> **Given instruction**
Report only the number of lines in this material that include "отношениях".

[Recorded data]
━━━━━━━━
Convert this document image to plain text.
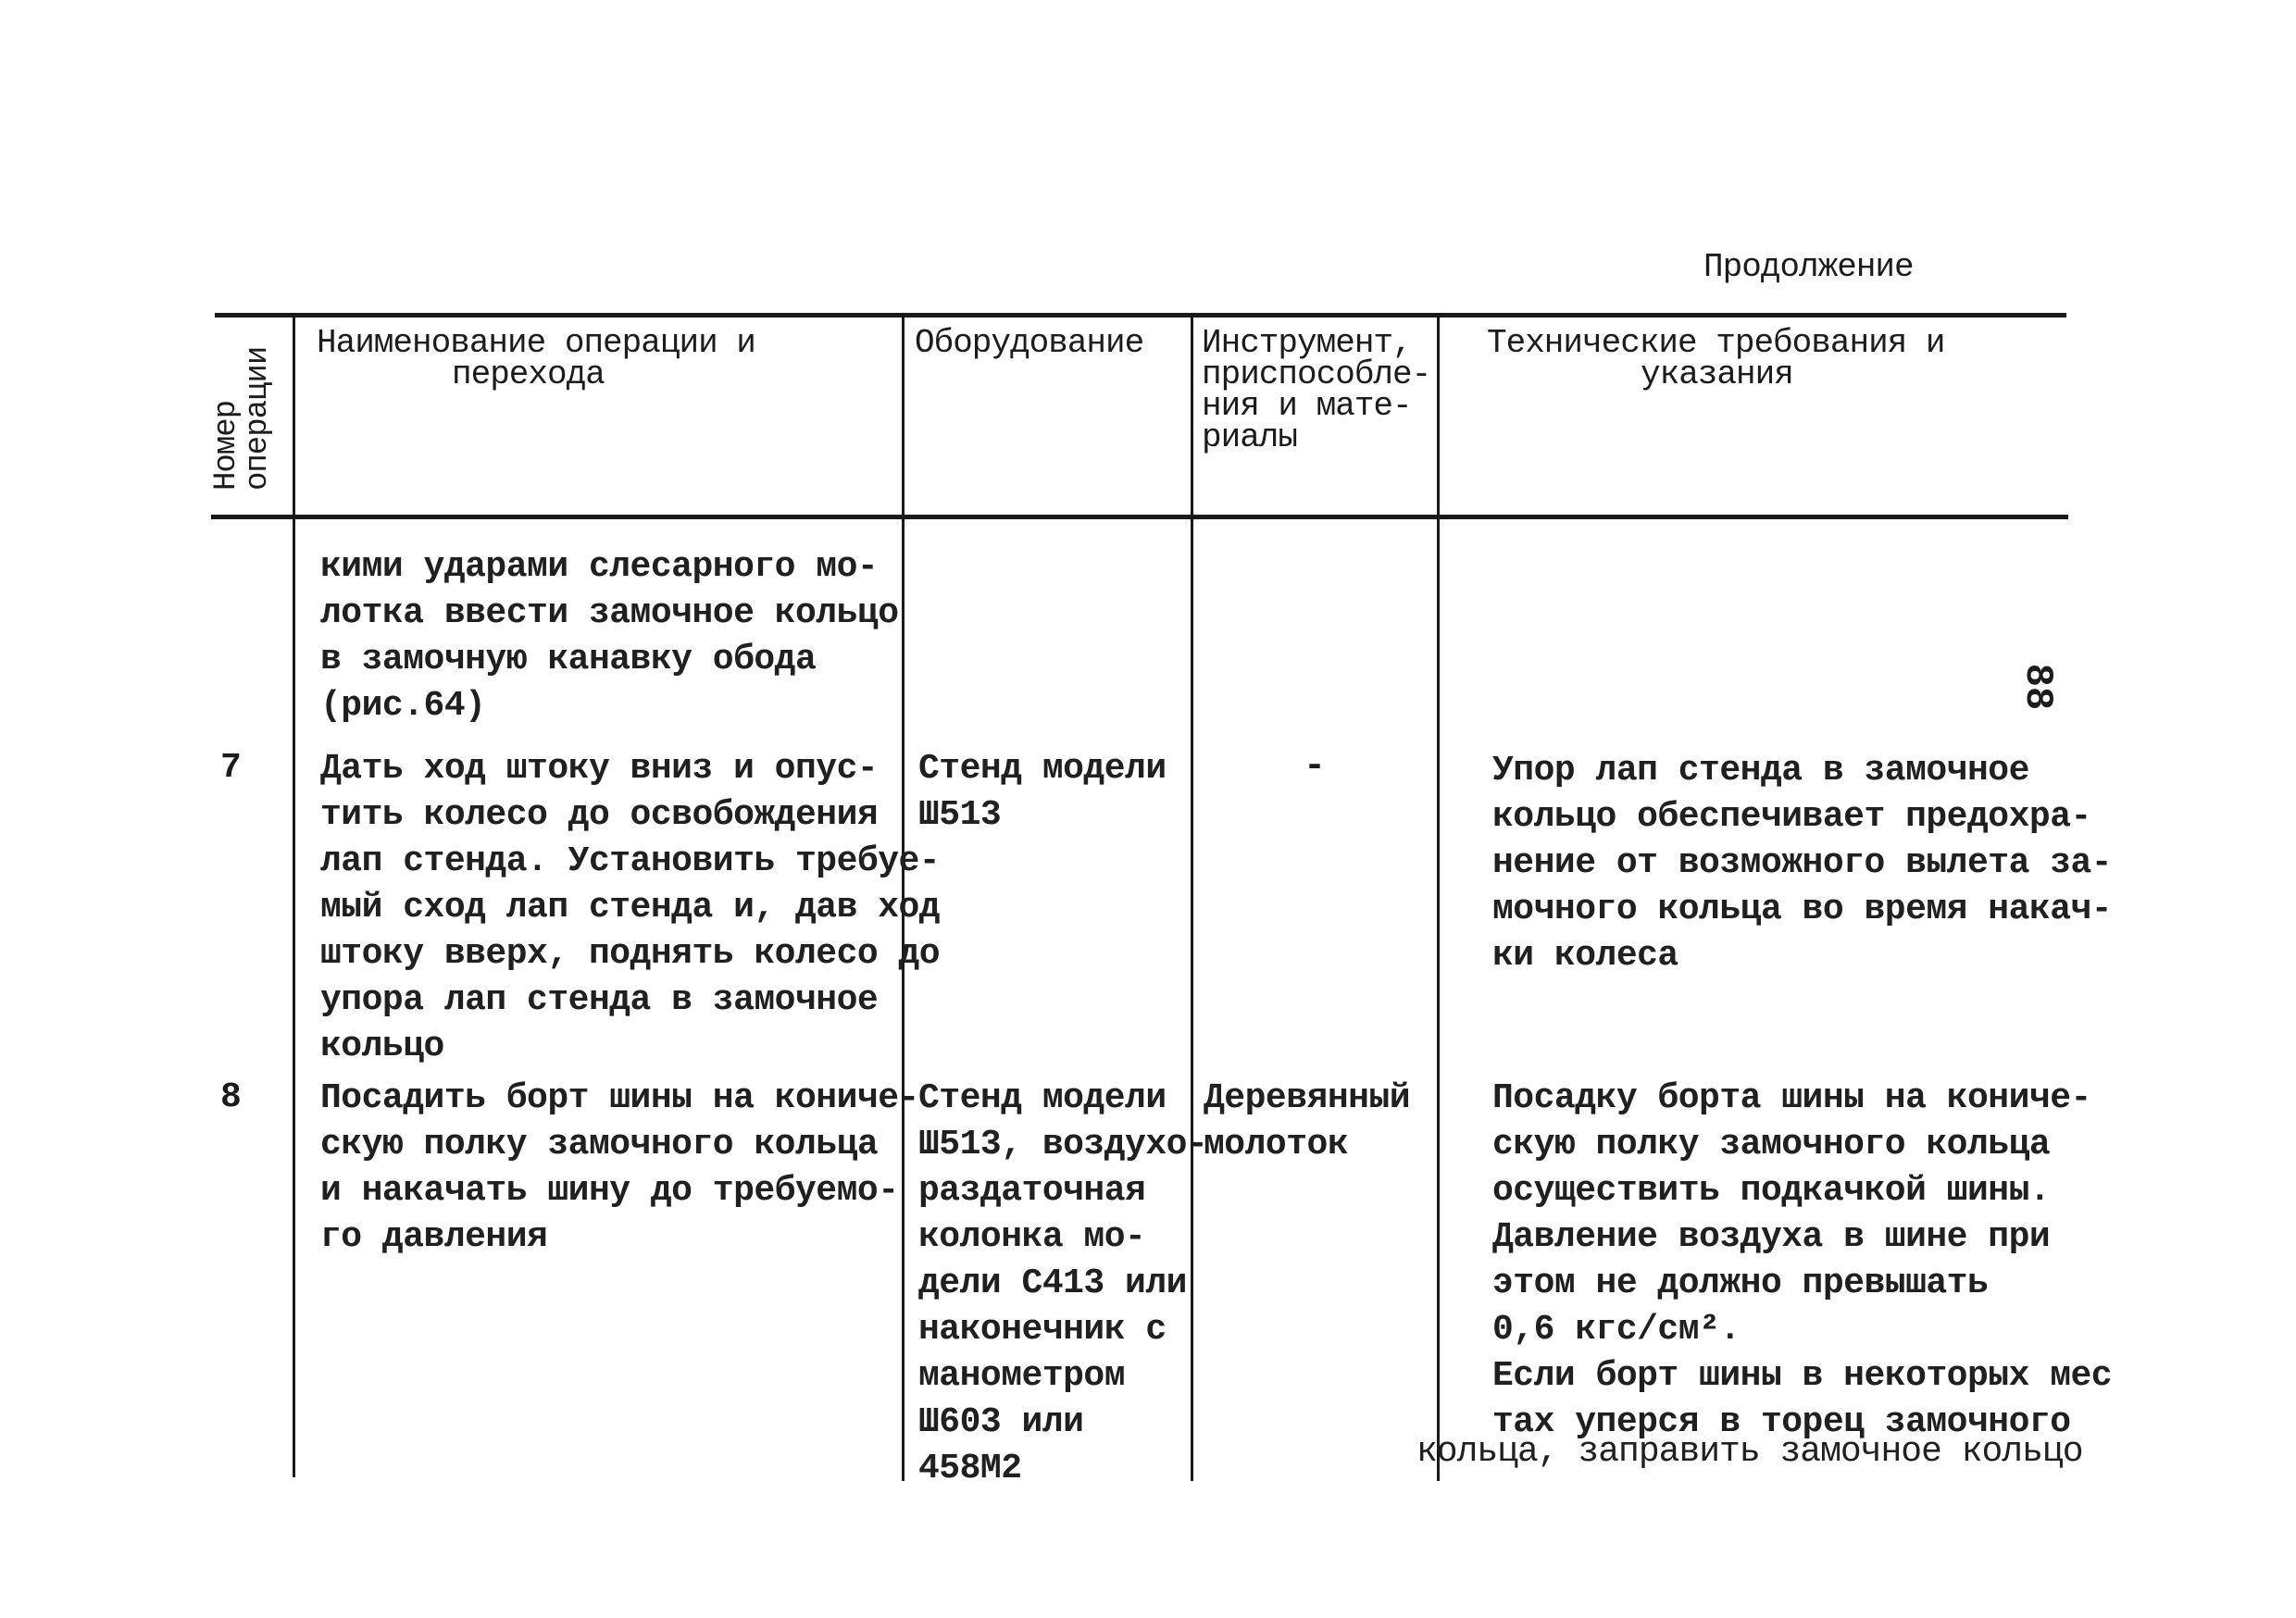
Продолжение
88
Номер
операции
Наименование операции и
перехода
Оборудование Инструмент,
приспособле-
ния и мате-
риалы
Технические требования и
указания
кими ударами слесарного мо-
лотка ввести замочное кольцо
в замочную канавку обода
(рис.64)
7 Дать ход штоку вниз и опус-
тить колесо до освобождения
лап стенда. Установить требуе-
мый сход лап стенда и, дав ход
штоку вверх, поднять колесо до
упора лап стенда в замочное
кольцо
Стенд модели
Ш513
-	Упор лап стенда в замочное
кольцо обеспечивает предохра-
нение от возможного вылета за-
мочного кольца во время накач-
ки колеса
8 Посадить борт шины на кониче-
скую полку замочного кольца
и накачать шину до требуемо-
го давления
Стенд модели
Ш513, воздухо-
раздаточная
колонка мо-
дели С413 или
наконечник с
манометром
Ш603 или
458М2
Деревянный
молоток
Посадку борта шины на кониче-
скую полку замочного кольца
осуществить подкачкой шины.
Давление воздуха в шине при
этом не должно превышать
0,6 кгс/см².
Если борт шины в некоторых мес
тах уперся в торец замочного
кольца, заправить замочное кольцо
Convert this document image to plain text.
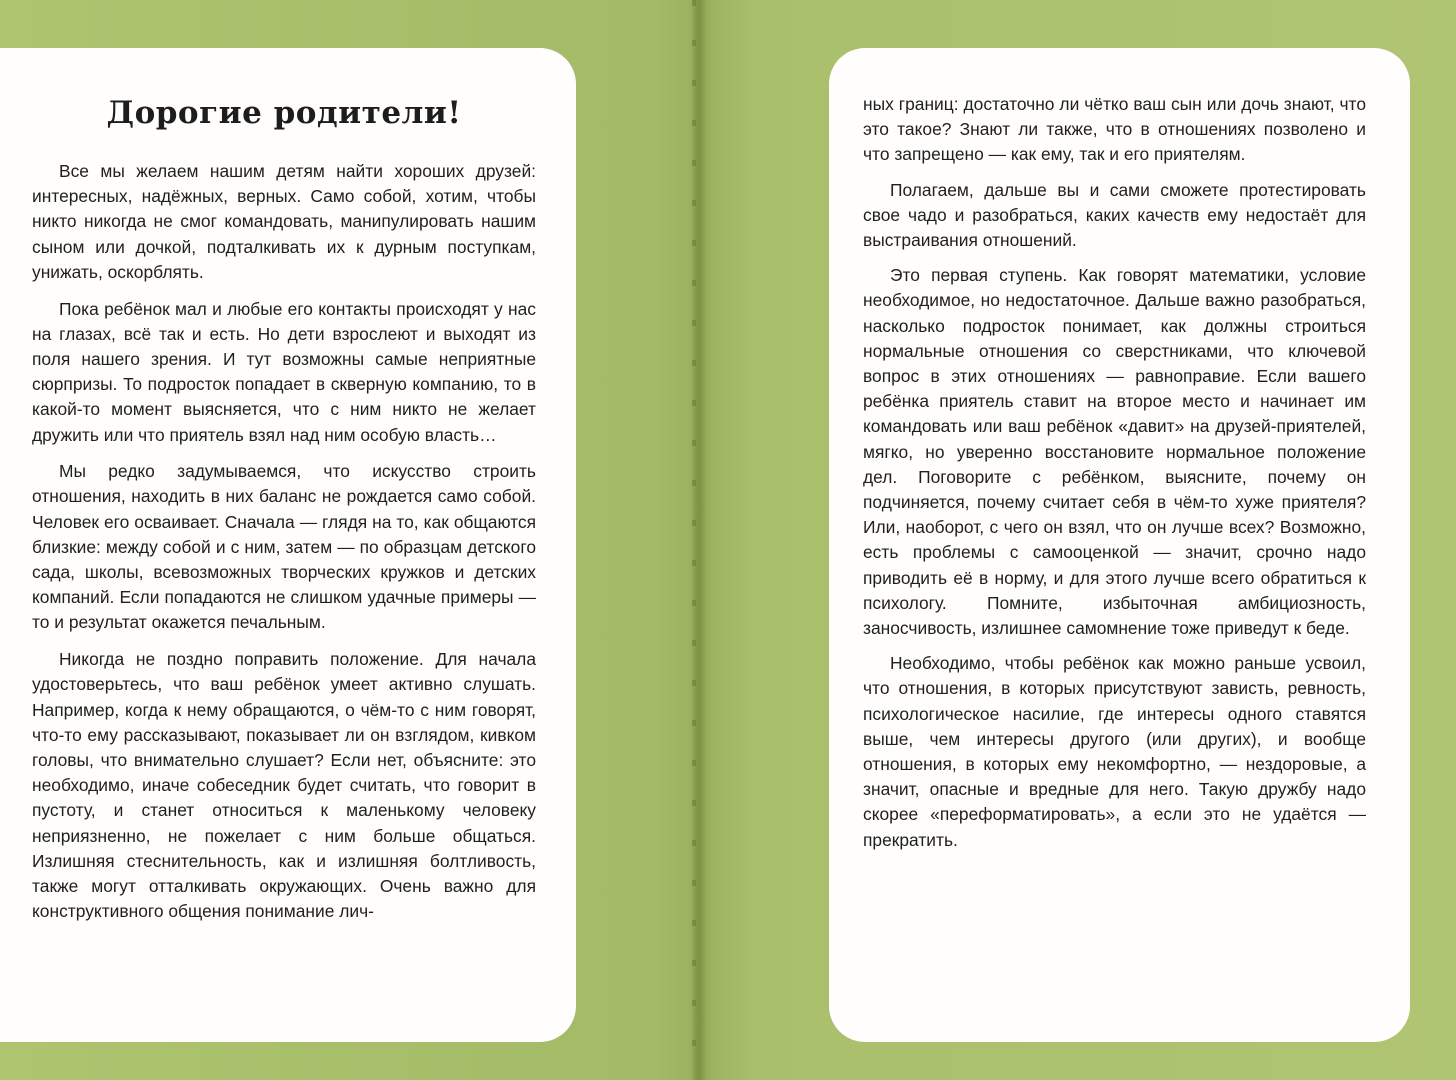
Дорогие родители!

Все мы желаем нашим детям найти хороших друзей: интересных, надёжных, верных. Само собой, хотим, чтобы никто никогда не смог командовать, манипулировать нашим сыном или дочкой, подталкивать их к дурным поступкам, унижать, оскорблять.

Пока ребёнок мал и любые его контакты происходят у нас на глазах, всё так и есть. Но дети взрослеют и выходят из поля нашего зрения. И тут возможны самые неприятные сюрпризы. То подросток попадает в скверную компанию, то в какой-то момент выясняется, что с ним никто не желает дружить или что приятель взял над ним особую власть…

Мы редко задумываемся, что искусство строить отношения, находить в них баланс не рождается само собой. Человек его осваивает. Сначала — глядя на то, как общаются близкие: между собой и с ним, затем — по образцам детского сада, школы, всевозможных творческих кружков и детских компаний. Если попадаются не слишком удачные примеры — то и результат окажется печальным.

Никогда не поздно поправить положение. Для начала удостоверьтесь, что ваш ребёнок умеет активно слушать. Например, когда к нему обращаются, о чём-то с ним говорят, что-то ему рассказывают, показывает ли он взглядом, кивком головы, что внимательно слушает? Если нет, объясните: это необходимо, иначе собеседник будет считать, что говорит в пустоту, и станет относиться к маленькому человеку неприязненно, не пожелает с ним больше общаться. Излишняя стеснительность, как и излишняя болтливость, также могут отталкивать окружающих. Очень важно для конструктивного общения понимание лич-

ных границ: достаточно ли чётко ваш сын или дочь знают, что это такое? Знают ли также, что в отношениях позволено и что запрещено — как ему, так и его приятелям.

Полагаем, дальше вы и сами сможете протестировать свое чадо и разобраться, каких качеств ему недостаёт для выстраивания отношений.

Это первая ступень. Как говорят математики, условие необходимое, но недостаточное. Дальше важно разобраться, насколько подросток понимает, как должны строиться нормальные отношения со сверстниками, что ключевой вопрос в этих отношениях — равноправие. Если вашего ребёнка приятель ставит на второе место и начинает им командовать или ваш ребёнок «давит» на друзей-приятелей, мягко, но уверенно восстановите нормальное положение дел. Поговорите с ребёнком, выясните, почему он подчиняется, почему считает себя в чём-то хуже приятеля? Или, наоборот, с чего он взял, что он лучше всех? Возможно, есть проблемы с самооценкой — значит, срочно надо приводить её в норму, и для этого лучше всего обратиться к психологу. Помните, избыточная амбициозность, заносчивость, излишнее самомнение тоже приведут к беде.

Необходимо, чтобы ребёнок как можно раньше усвоил, что отношения, в которых присутствуют зависть, ревность, психологическое насилие, где интересы одного ставятся выше, чем интересы другого (или других), и вообще отношения, в которых ему некомфортно, — нездоровые, а значит, опасные и вредные для него. Такую дружбу надо скорее «переформатировать», а если это не удаётся — прекратить.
━━━━━━━━
> **Worked answer**
2